PROBLEM TO SOLVE - Transcribe the material word for word, but without the images.

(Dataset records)
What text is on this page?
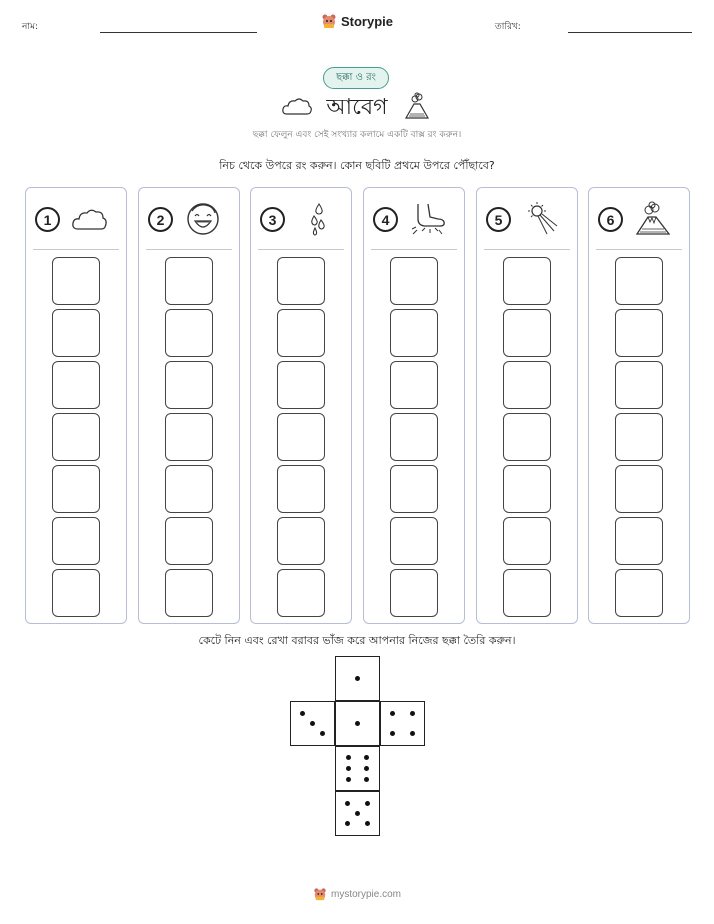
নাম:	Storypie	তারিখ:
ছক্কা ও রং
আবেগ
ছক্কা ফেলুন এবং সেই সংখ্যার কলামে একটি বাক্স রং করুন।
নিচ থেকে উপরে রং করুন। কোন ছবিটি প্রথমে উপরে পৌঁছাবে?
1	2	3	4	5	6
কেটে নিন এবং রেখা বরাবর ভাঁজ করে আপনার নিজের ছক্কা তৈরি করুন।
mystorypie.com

EXERCISE RESULT -
What text is on this page?
নাম:	Storypie	তারিখ:
ছক্কা ও রং
আবেগ
ছক্কা ফেলুন এবং সেই সংখ্যার কলামে একটি বাক্স রং করুন।
নিচ থেকে উপরে রং করুন। কোন ছবিটি প্রথমে উপরে পৌঁছাবে?
1	2	3	4	5	6
কেটে নিন এবং রেখা বরাবর ভাঁজ করে আপনার নিজের ছক্কা তৈরি করুন।
mystorypie.com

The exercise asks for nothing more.